── RECORD LIST ──
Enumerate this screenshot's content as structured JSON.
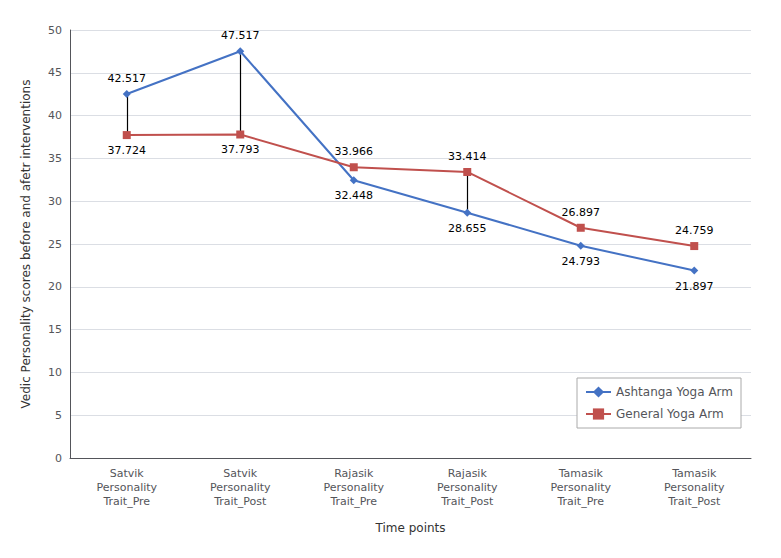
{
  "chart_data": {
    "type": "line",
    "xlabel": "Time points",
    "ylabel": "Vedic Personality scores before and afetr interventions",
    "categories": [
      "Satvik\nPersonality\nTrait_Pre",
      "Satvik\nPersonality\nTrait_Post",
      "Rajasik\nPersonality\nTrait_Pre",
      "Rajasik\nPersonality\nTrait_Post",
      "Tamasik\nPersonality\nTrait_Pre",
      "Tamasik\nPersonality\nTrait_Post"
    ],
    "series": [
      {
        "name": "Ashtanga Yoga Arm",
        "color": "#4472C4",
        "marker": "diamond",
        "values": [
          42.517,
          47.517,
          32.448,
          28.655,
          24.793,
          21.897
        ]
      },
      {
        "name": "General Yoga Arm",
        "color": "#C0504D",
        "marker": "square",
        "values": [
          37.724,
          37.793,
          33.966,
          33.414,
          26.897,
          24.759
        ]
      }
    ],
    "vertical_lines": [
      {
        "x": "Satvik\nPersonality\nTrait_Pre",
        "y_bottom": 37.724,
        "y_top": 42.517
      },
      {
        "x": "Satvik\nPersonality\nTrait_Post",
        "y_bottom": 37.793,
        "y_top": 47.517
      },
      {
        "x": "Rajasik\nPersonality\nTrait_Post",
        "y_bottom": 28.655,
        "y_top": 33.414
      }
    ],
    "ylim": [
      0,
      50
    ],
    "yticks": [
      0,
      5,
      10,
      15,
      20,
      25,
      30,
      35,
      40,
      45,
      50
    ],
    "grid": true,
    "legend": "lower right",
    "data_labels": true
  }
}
───
# EXERCISE DIRECTIONS
Reproduce every line above as written, skipping pictures.

# RIGHT ANSWER
Enumerate this screenshot's content as structured JSON.
{
  "chart_data": {
    "type": "line",
    "xlabel": "Time points",
    "ylabel": "Vedic Personality scores before and afetr interventions",
    "categories": [
      "Satvik\nPersonality\nTrait_Pre",
      "Satvik\nPersonality\nTrait_Post",
      "Rajasik\nPersonality\nTrait_Pre",
      "Rajasik\nPersonality\nTrait_Post",
      "Tamasik\nPersonality\nTrait_Pre",
      "Tamasik\nPersonality\nTrait_Post"
    ],
    "series": [
      {
        "name": "Ashtanga Yoga Arm",
        "color": "#4472C4",
        "marker": "diamond",
        "values": [
          42.517,
          47.517,
          32.448,
          28.655,
          24.793,
          21.897
        ]
      },
      {
        "name": "General Yoga Arm",
        "color": "#C0504D",
        "marker": "square",
        "values": [
          37.724,
          37.793,
          33.966,
          33.414,
          26.897,
          24.759
        ]
      }
    ],
    "vertical_lines": [
      {
        "x": "Satvik\nPersonality\nTrait_Pre",
        "y_bottom": 37.724,
        "y_top": 42.517
      },
      {
        "x": "Satvik\nPersonality\nTrait_Post",
        "y_bottom": 37.793,
        "y_top": 47.517
      },
      {
        "x": "Rajasik\nPersonality\nTrait_Post",
        "y_bottom": 28.655,
        "y_top": 33.414
      }
    ],
    "ylim": [
      0,
      50
    ],
    "yticks": [
      0,
      5,
      10,
      15,
      20,
      25,
      30,
      35,
      40,
      45,
      50
    ],
    "grid": true,
    "legend": "lower right",
    "data_labels": true
  }
}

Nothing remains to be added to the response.